■ **Try it**: Which lines in the records below contain the word "volumes"? Copy each one out.

[Recorded data]

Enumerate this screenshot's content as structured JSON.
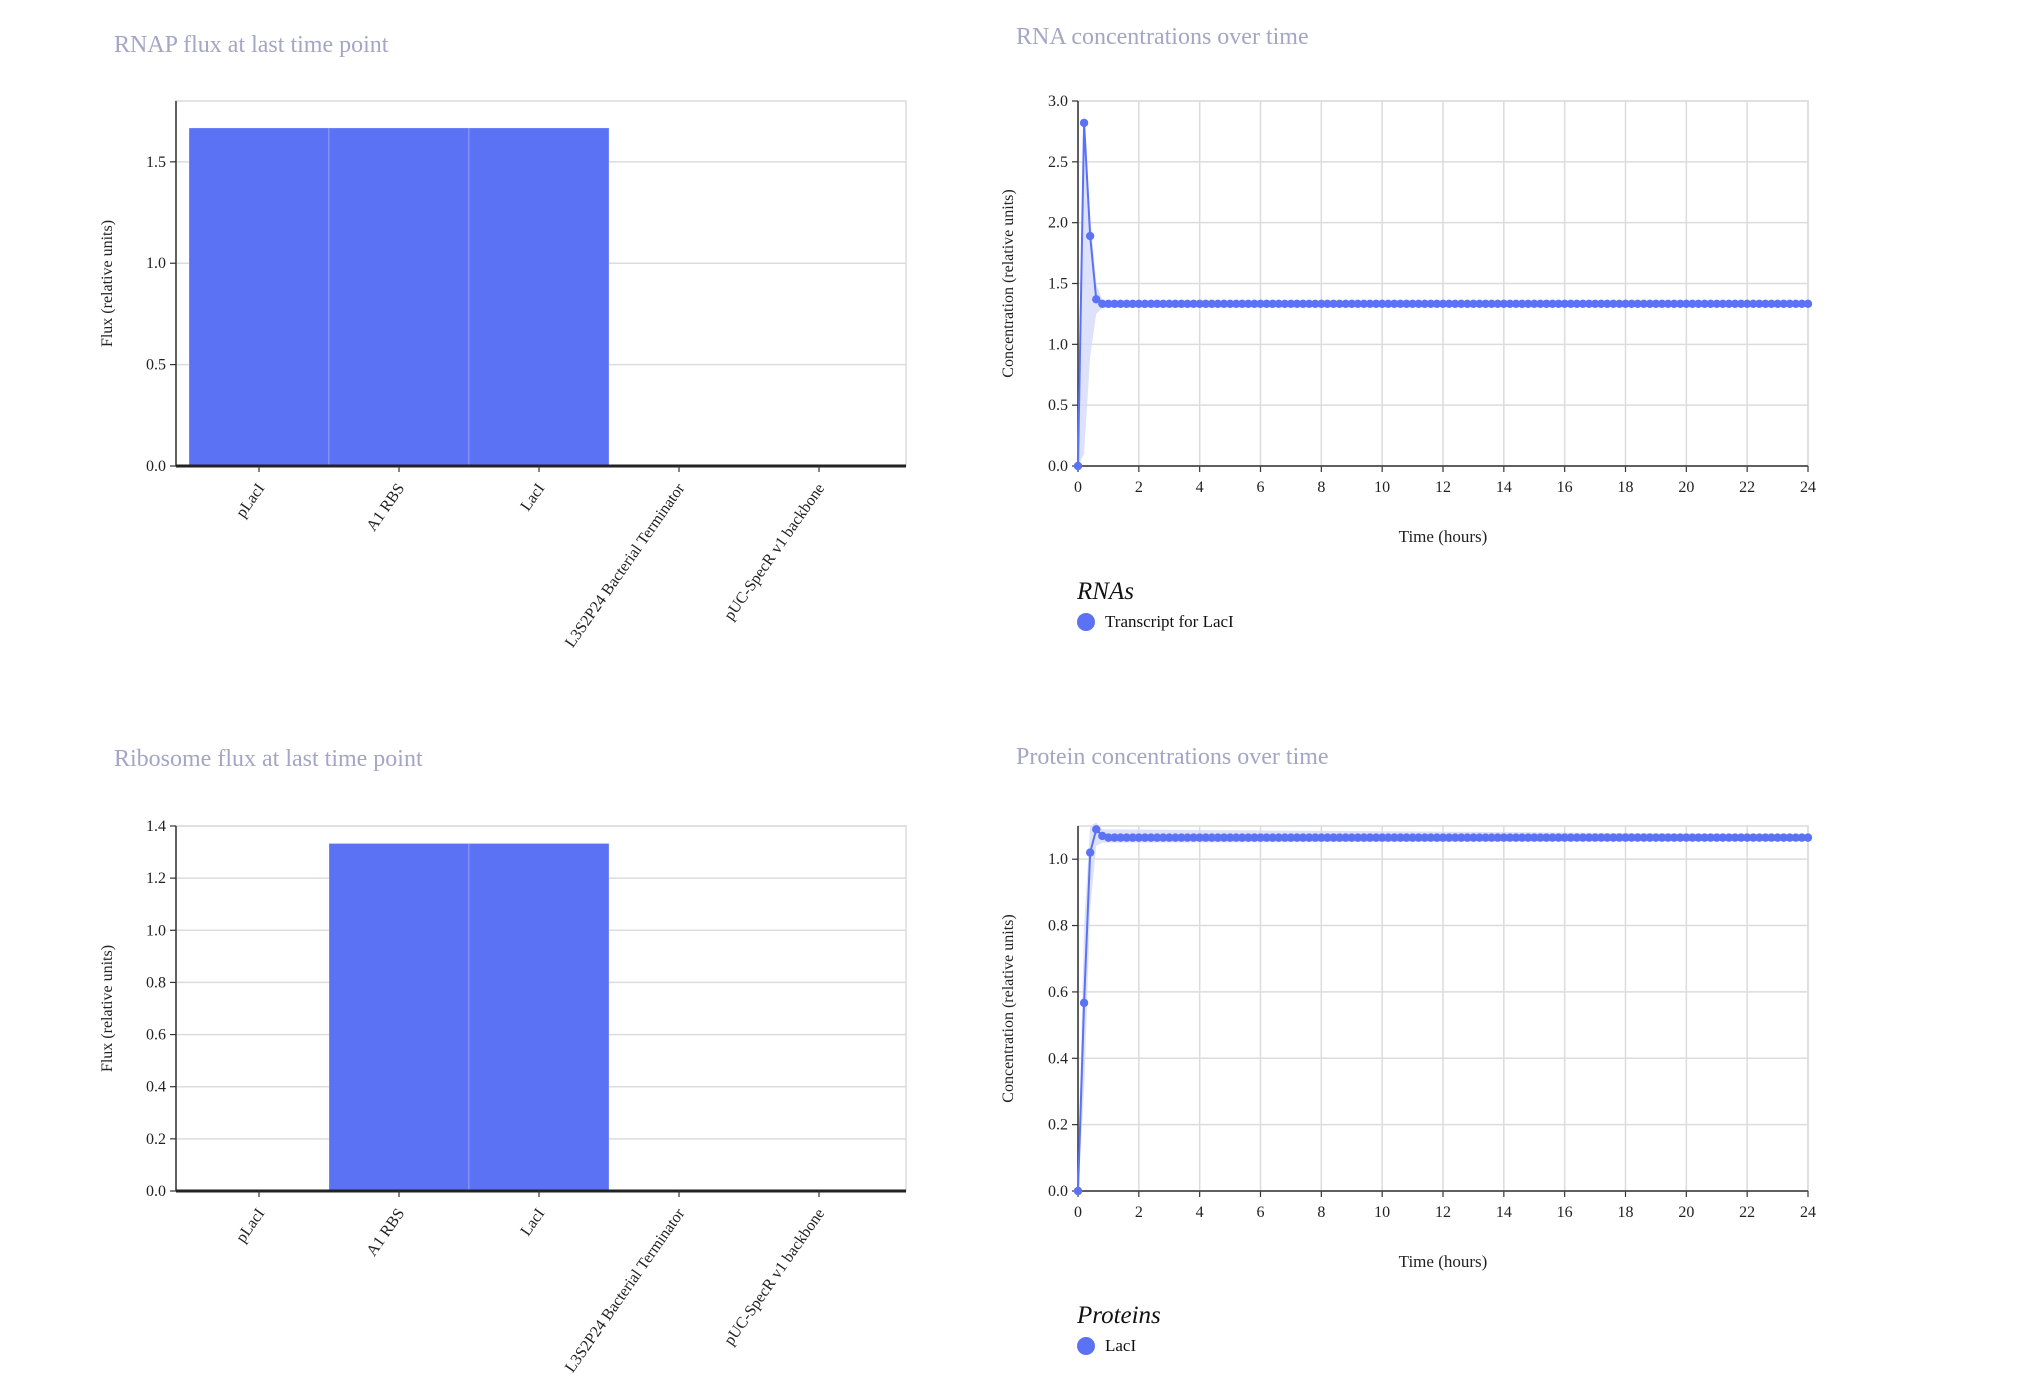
{
  "colors": {
    "bar": "#5b72f5",
    "line": "#5b72f5",
    "band": "#d4daf9",
    "title": "#a3a6c4"
  },
  "chart_data": [
    {
      "type": "bar",
      "title": "RNAP flux at last time point",
      "ylabel": "Flux (relative units)",
      "xlabel": "",
      "categories": [
        "pLacI",
        "A1 RBS",
        "LacI",
        "L3S2P24 Bacterial Terminator",
        "pUC-SpecR v1 backbone"
      ],
      "values": [
        1.667,
        1.667,
        1.667,
        0,
        0
      ],
      "ylim": [
        0,
        1.8
      ],
      "yticks": [
        0,
        0.5,
        1.0,
        1.5
      ],
      "grid": true
    },
    {
      "type": "line",
      "title": "RNA concentrations over time",
      "ylabel": "Concentration (relative units)",
      "xlabel": "Time (hours)",
      "xlim": [
        0,
        24
      ],
      "ylim": [
        0,
        3.0
      ],
      "xticks": [
        0,
        2,
        4,
        6,
        8,
        10,
        12,
        14,
        16,
        18,
        20,
        22,
        24
      ],
      "yticks": [
        0,
        0.5,
        1.0,
        1.5,
        2.0,
        2.5,
        3.0
      ],
      "grid": true,
      "legend_title": "RNAs",
      "legend_position": "bottom-left",
      "series": [
        {
          "name": "Transcript for LacI",
          "x": [
            0,
            0.2,
            0.4,
            0.6
          ],
          "y": [
            0,
            2.82,
            1.89,
            1.37
          ],
          "steady_from": 0.8,
          "steady_to": 24,
          "steady_step": 0.2,
          "steady_value": 1.333,
          "band": {
            "x": [
              0,
              0.2,
              0.4,
              0.6,
              0.8,
              24
            ],
            "low": [
              0,
              0.1,
              0.9,
              1.25,
              1.3,
              1.31
            ],
            "high": [
              0.1,
              2.9,
              2.05,
              1.5,
              1.36,
              1.36
            ]
          }
        }
      ]
    },
    {
      "type": "bar",
      "title": "Ribosome flux at last time point",
      "ylabel": "Flux (relative units)",
      "xlabel": "",
      "categories": [
        "pLacI",
        "A1 RBS",
        "LacI",
        "L3S2P24 Bacterial Terminator",
        "pUC-SpecR v1 backbone"
      ],
      "values": [
        0,
        1.333,
        1.333,
        0,
        0
      ],
      "ylim": [
        0,
        1.4
      ],
      "yticks": [
        0,
        0.2,
        0.4,
        0.6,
        0.8,
        1.0,
        1.2,
        1.4
      ],
      "grid": true
    },
    {
      "type": "line",
      "title": "Protein concentrations over time",
      "ylabel": "Concentration (relative units)",
      "xlabel": "Time (hours)",
      "xlim": [
        0,
        24
      ],
      "ylim": [
        0,
        1.1
      ],
      "xticks": [
        0,
        2,
        4,
        6,
        8,
        10,
        12,
        14,
        16,
        18,
        20,
        22,
        24
      ],
      "yticks": [
        0,
        0.2,
        0.4,
        0.6,
        0.8,
        1.0
      ],
      "grid": true,
      "legend_title": "Proteins",
      "legend_position": "bottom-left",
      "series": [
        {
          "name": "LacI",
          "x": [
            0,
            0.2,
            0.4,
            0.6,
            0.8
          ],
          "y": [
            0,
            0.567,
            1.02,
            1.09,
            1.07
          ],
          "steady_from": 1.0,
          "steady_to": 24,
          "steady_step": 0.2,
          "steady_value": 1.065,
          "band": {
            "x": [
              0,
              0.2,
              0.4,
              0.6,
              0.8,
              24
            ],
            "low": [
              0,
              0.3,
              0.85,
              1.04,
              1.05,
              1.055
            ],
            "high": [
              0.05,
              0.8,
              1.1,
              1.11,
              1.09,
              1.075
            ]
          }
        }
      ]
    }
  ]
}
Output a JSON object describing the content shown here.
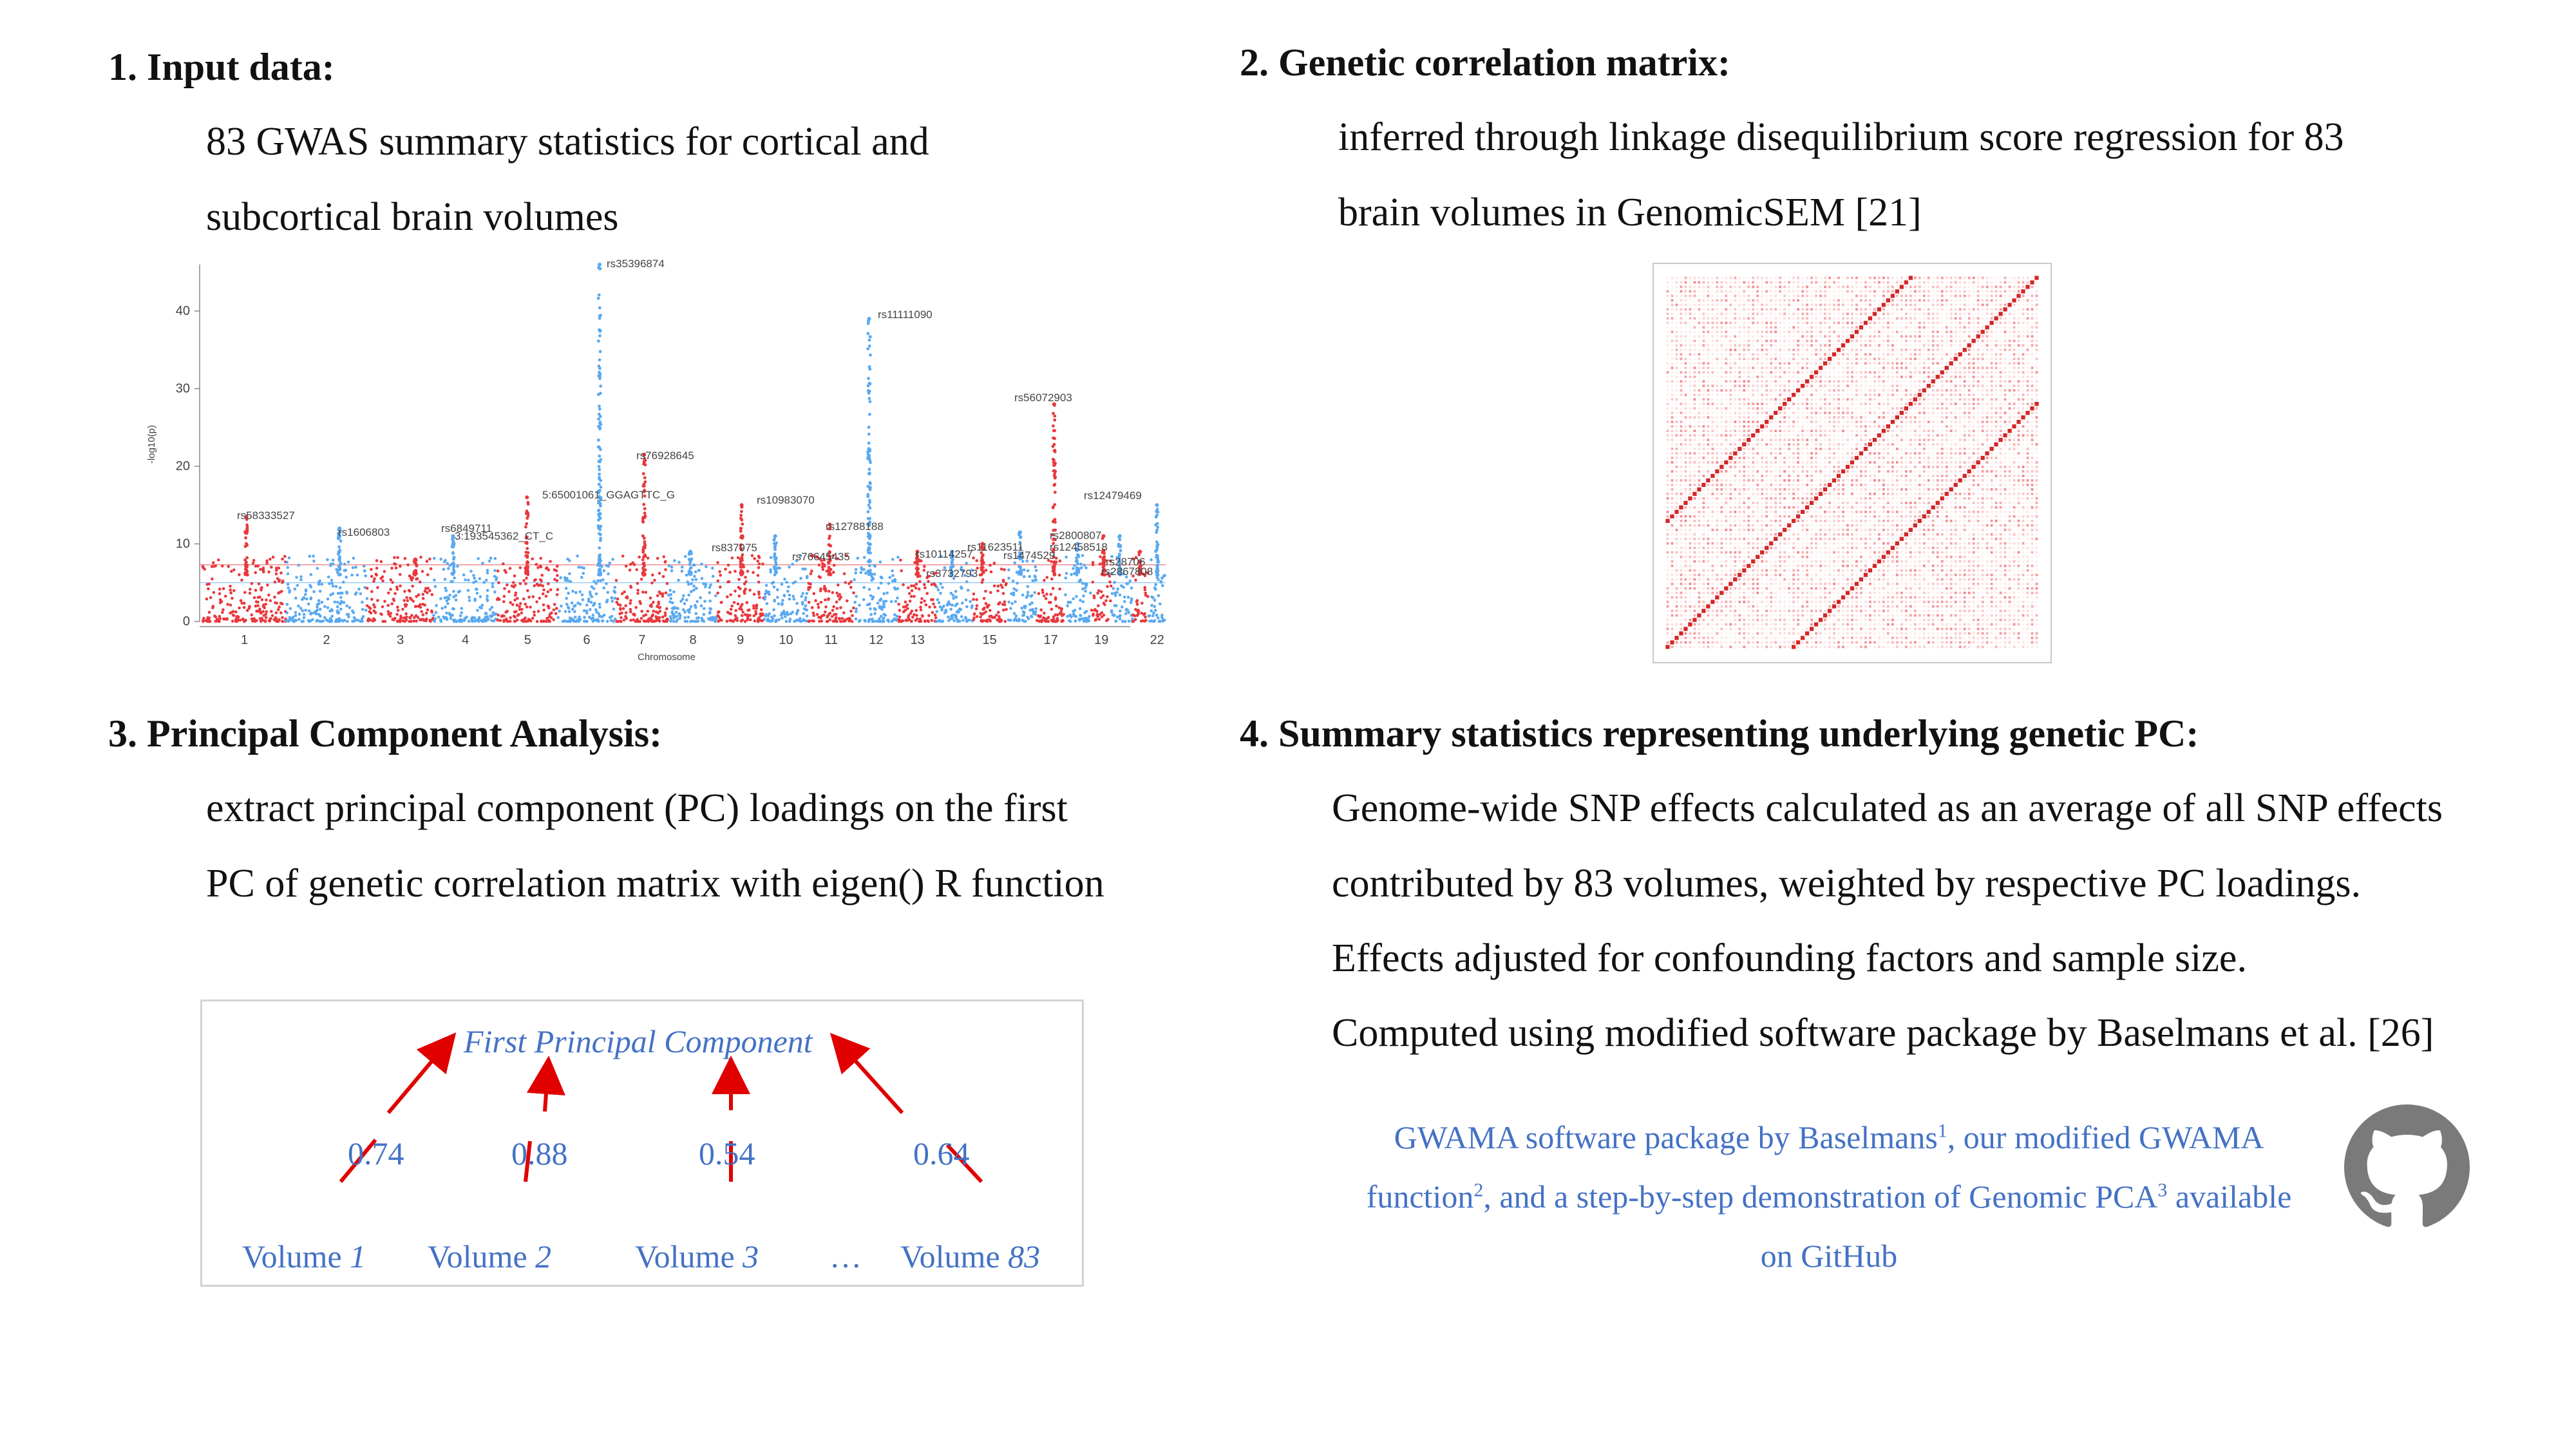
{
  "sections": {
    "s1": {
      "heading": "1. Input data:",
      "lines": [
        "83 GWAS summary statistics for cortical and",
        "subcortical brain volumes"
      ]
    },
    "s2": {
      "heading": "2. Genetic correlation matrix:",
      "lines": [
        "inferred through linkage disequilibrium score regression for 83",
        "brain volumes in GenomicSEM [21]"
      ]
    },
    "s3": {
      "heading": "3. Principal Component Analysis:",
      "lines": [
        "extract principal component (PC) loadings on the first",
        "PC of genetic correlation matrix with eigen() R function"
      ]
    },
    "s4": {
      "heading": "4. Summary statistics representing underlying genetic PC:",
      "lines": [
        "Genome-wide SNP effects calculated as an average of all SNP effects",
        "contributed by 83 volumes, weighted by respective PC loadings.",
        "Effects adjusted for confounding factors and sample size.",
        "Computed using modified software package by Baselmans et al. [26]"
      ]
    }
  },
  "manhattan": {
    "ylabel": "-log10(p)",
    "xlabel": "Chromosome",
    "yticks": [
      "0",
      "10",
      "20",
      "30",
      "40"
    ],
    "chromosomes": [
      "1",
      "2",
      "3",
      "4",
      "5",
      "6",
      "7",
      "8",
      "9",
      "10",
      "11",
      "12",
      "13",
      "15",
      "17",
      "19",
      "22"
    ],
    "snp_labels": [
      "rs35396874",
      "rs11111090",
      "rs56072903",
      "rs76928645",
      "rs12479469",
      "rs10983070",
      "5:65001061_GGAGTTC_G",
      "rs58333527",
      "rs1606803",
      "rs6849711",
      "3:193545362_CT_C",
      "rs12788188",
      "rs837975",
      "rs2800807",
      "rs10114257",
      "rs11623511",
      "rs1474529",
      "rs12458518",
      "rs28706",
      "rs2867808",
      "rs76645435",
      "rs3732793"
    ],
    "colors": {
      "odd": "#E8393E",
      "even": "#5AA9F0"
    }
  },
  "matrix": {
    "cell_color": "#E8393E",
    "diag_color": "#D21A1A"
  },
  "pca": {
    "title": "First Principal Component",
    "loadings": [
      "0.74",
      "0.88",
      "0.54",
      "0.64"
    ],
    "volumes": [
      {
        "name": "Volume",
        "num": "1"
      },
      {
        "name": "Volume",
        "num": "2"
      },
      {
        "name": "Volume",
        "num": "3"
      },
      {
        "name": "Volume",
        "num": "83"
      }
    ],
    "ellipsis": "…"
  },
  "github": {
    "t1": "GWAMA software package by Baselmans",
    "s1": "1",
    "t2": ", our modified GWAMA",
    "t3": "function",
    "s2": "2",
    "t4": ", and a step-by-step demonstration of Genomic PCA",
    "s3": "3",
    "t5": " available",
    "t6": "on GitHub"
  }
}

■ **Response area**:
        "subcortical brain volumes"
        "brain volumes in GenomicSEM [21]"
        "contributed by 83 volumes, weighted by respective PC loadings.",
    "volumes": [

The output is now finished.